Please transcribe the listing below in full and word for word, without its pictures.

━━ Dataset rows ━━

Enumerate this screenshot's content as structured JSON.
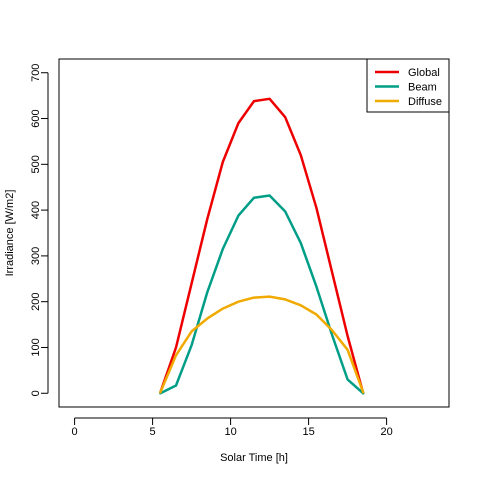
{
  "chart_data": {
    "type": "line",
    "xlabel": "Solar Time [h]",
    "ylabel": "Irradiance [W/m2]",
    "xlim": [
      -1,
      24
    ],
    "ylim": [
      -30,
      730
    ],
    "xticks": [
      0,
      5,
      10,
      15,
      20
    ],
    "yticks": [
      0,
      100,
      200,
      300,
      400,
      500,
      600,
      700
    ],
    "grid": false,
    "legend_position": "top-right",
    "x": [
      5.5,
      6.5,
      7.5,
      8.5,
      9.5,
      10.5,
      11.5,
      12.5,
      13.5,
      14.5,
      15.5,
      16.5,
      17.5,
      18.5
    ],
    "series": [
      {
        "name": "Global",
        "color": "#ee0000",
        "values": [
          2,
          100,
          240,
          380,
          505,
          590,
          638,
          643,
          603,
          520,
          405,
          265,
          125,
          0
        ]
      },
      {
        "name": "Beam",
        "color": "#009e87",
        "values": [
          0,
          17,
          105,
          220,
          315,
          388,
          427,
          432,
          397,
          328,
          233,
          128,
          30,
          0
        ]
      },
      {
        "name": "Diffuse",
        "color": "#f0aa00",
        "values": [
          2,
          83,
          135,
          163,
          185,
          200,
          209,
          211,
          205,
          192,
          172,
          138,
          95,
          2
        ]
      }
    ]
  }
}
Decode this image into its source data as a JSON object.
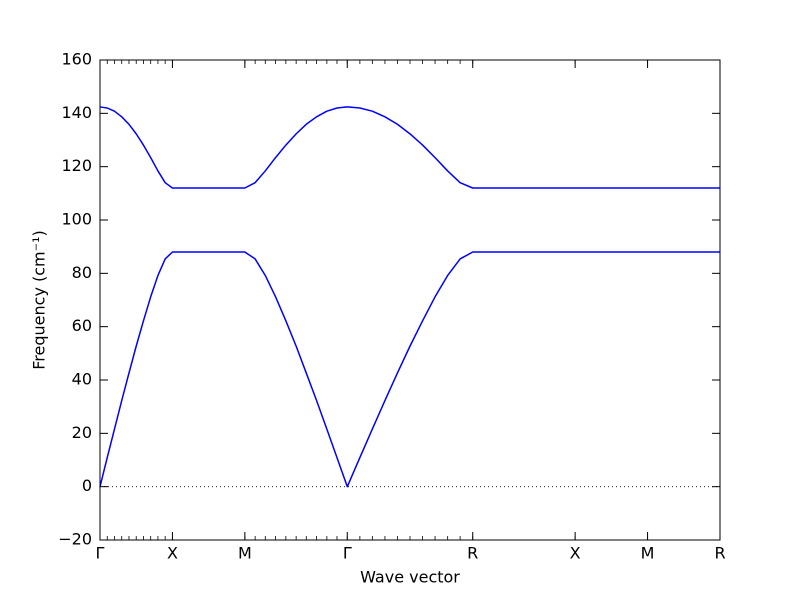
{
  "chart_data": {
    "type": "line",
    "xlabel": "Wave vector",
    "ylabel": "Frequency (cm⁻¹)",
    "x": [
      0,
      0.05,
      0.1,
      0.15,
      0.2,
      0.25,
      0.3,
      0.35,
      0.4,
      0.45,
      0.5,
      1.0,
      1.071,
      1.141,
      1.212,
      1.283,
      1.354,
      1.424,
      1.495,
      1.566,
      1.636,
      1.707,
      1.794,
      1.88,
      1.967,
      2.053,
      2.14,
      2.227,
      2.313,
      2.4,
      2.486,
      2.573,
      3.28,
      3.78,
      4.28
    ],
    "series": [
      {
        "color": "#0000ff",
        "values": [
          0,
          10.9,
          21.6,
          32.3,
          42.6,
          52.7,
          62.2,
          71.2,
          79.2,
          85.4,
          88,
          88,
          85.4,
          79.2,
          71.2,
          62.2,
          52.7,
          42.6,
          32.3,
          21.6,
          10.9,
          0,
          10.9,
          21.6,
          32.3,
          42.6,
          52.7,
          62.2,
          71.2,
          79.2,
          85.4,
          88,
          88,
          88,
          88
        ]
      },
      {
        "color": "#0000ff",
        "values": [
          142.4,
          142.0,
          140.8,
          138.7,
          135.9,
          132.3,
          128.1,
          123.4,
          118.4,
          114.0,
          112,
          112,
          114.0,
          118.4,
          123.4,
          128.1,
          132.3,
          135.9,
          138.7,
          140.8,
          142.0,
          142.4,
          142.0,
          140.8,
          138.7,
          135.9,
          132.3,
          128.1,
          123.4,
          118.4,
          114.0,
          112,
          112,
          112,
          112
        ]
      }
    ],
    "xlim": [
      0,
      4.28
    ],
    "xticks": [
      {
        "value": 0,
        "label": "Γ"
      },
      {
        "value": 0.5,
        "label": "X"
      },
      {
        "value": 1.0,
        "label": "M"
      },
      {
        "value": 1.707,
        "label": "Γ"
      },
      {
        "value": 2.573,
        "label": "R"
      },
      {
        "value": 3.28,
        "label": "X"
      },
      {
        "value": 3.78,
        "label": "M"
      },
      {
        "value": 4.28,
        "label": "R"
      }
    ],
    "ylim": [
      -20,
      160
    ],
    "yticks": [
      {
        "value": -20,
        "label": "−20"
      },
      0,
      20,
      40,
      60,
      80,
      100,
      120,
      140,
      160
    ],
    "hline": 0
  }
}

━━━

● Solution for this task:
Enumerate this screenshot's content as structured JSON.
{
  "chart_data": {
    "type": "line",
    "xlabel": "Solar Time [h]",
    "ylabel": "Irradiance [W/m2]",
    "xlim": [
      -1,
      24
    ],
    "ylim": [
      -30,
      730
    ],
    "xticks": [
      0,
      5,
      10,
      15,
      20
    ],
    "yticks": [
      0,
      100,
      200,
      300,
      400,
      500,
      600,
      700
    ],
    "grid": false,
    "legend_position": "top-right",
    "x": [
      5.5,
      6.5,
      7.5,
      8.5,
      9.5,
      10.5,
      11.5,
      12.5,
      13.5,
      14.5,
      15.5,
      16.5,
      17.5,
      18.5
    ],
    "series": [
      {
        "name": "Global",
        "color": "#ee0000",
        "values": [
          2,
          100,
          240,
          380,
          505,
          590,
          638,
          643,
          603,
          520,
          405,
          265,
          125,
          0
        ]
      },
      {
        "name": "Beam",
        "color": "#009e87",
        "values": [
          0,
          17,
          105,
          220,
          315,
          388,
          427,
          432,
          397,
          328,
          233,
          128,
          30,
          0
        ]
      },
      {
        "name": "Diffuse",
        "color": "#f0aa00",
        "values": [
          2,
          83,
          135,
          163,
          185,
          200,
          209,
          211,
          205,
          192,
          172,
          138,
          95,
          2
        ]
      }
    ]
  }
}
Decode this image into its source data as a JSON object.
{
  "chart_data": {
    "type": "line",
    "xlabel": "Wave vector",
    "ylabel": "Frequency (cm⁻¹)",
    "x": [
      0,
      0.05,
      0.1,
      0.15,
      0.2,
      0.25,
      0.3,
      0.35,
      0.4,
      0.45,
      0.5,
      1.0,
      1.071,
      1.141,
      1.212,
      1.283,
      1.354,
      1.424,
      1.495,
      1.566,
      1.636,
      1.707,
      1.794,
      1.88,
      1.967,
      2.053,
      2.14,
      2.227,
      2.313,
      2.4,
      2.486,
      2.573,
      3.28,
      3.78,
      4.28
    ],
    "series": [
      {
        "color": "#0000ff",
        "values": [
          0,
          10.9,
          21.6,
          32.3,
          42.6,
          52.7,
          62.2,
          71.2,
          79.2,
          85.4,
          88,
          88,
          85.4,
          79.2,
          71.2,
          62.2,
          52.7,
          42.6,
          32.3,
          21.6,
          10.9,
          0,
          10.9,
          21.6,
          32.3,
          42.6,
          52.7,
          62.2,
          71.2,
          79.2,
          85.4,
          88,
          88,
          88,
          88
        ]
      },
      {
        "color": "#0000ff",
        "values": [
          142.4,
          142.0,
          140.8,
          138.7,
          135.9,
          132.3,
          128.1,
          123.4,
          118.4,
          114.0,
          112,
          112,
          114.0,
          118.4,
          123.4,
          128.1,
          132.3,
          135.9,
          138.7,
          140.8,
          142.0,
          142.4,
          142.0,
          140.8,
          138.7,
          135.9,
          132.3,
          128.1,
          123.4,
          118.4,
          114.0,
          112,
          112,
          112,
          112
        ]
      }
    ],
    "xlim": [
      0,
      4.28
    ],
    "xticks": [
      {
        "value": 0,
        "label": "Γ"
      },
      {
        "value": 0.5,
        "label": "X"
      },
      {
        "value": 1.0,
        "label": "M"
      },
      {
        "value": 1.707,
        "label": "Γ"
      },
      {
        "value": 2.573,
        "label": "R"
      },
      {
        "value": 3.28,
        "label": "X"
      },
      {
        "value": 3.78,
        "label": "M"
      },
      {
        "value": 4.28,
        "label": "R"
      }
    ],
    "ylim": [
      -20,
      160
    ],
    "yticks": [
      {
        "value": -20,
        "label": "−20"
      },
      0,
      20,
      40,
      60,
      80,
      100,
      120,
      140,
      160
    ],
    "hline": 0
  }
}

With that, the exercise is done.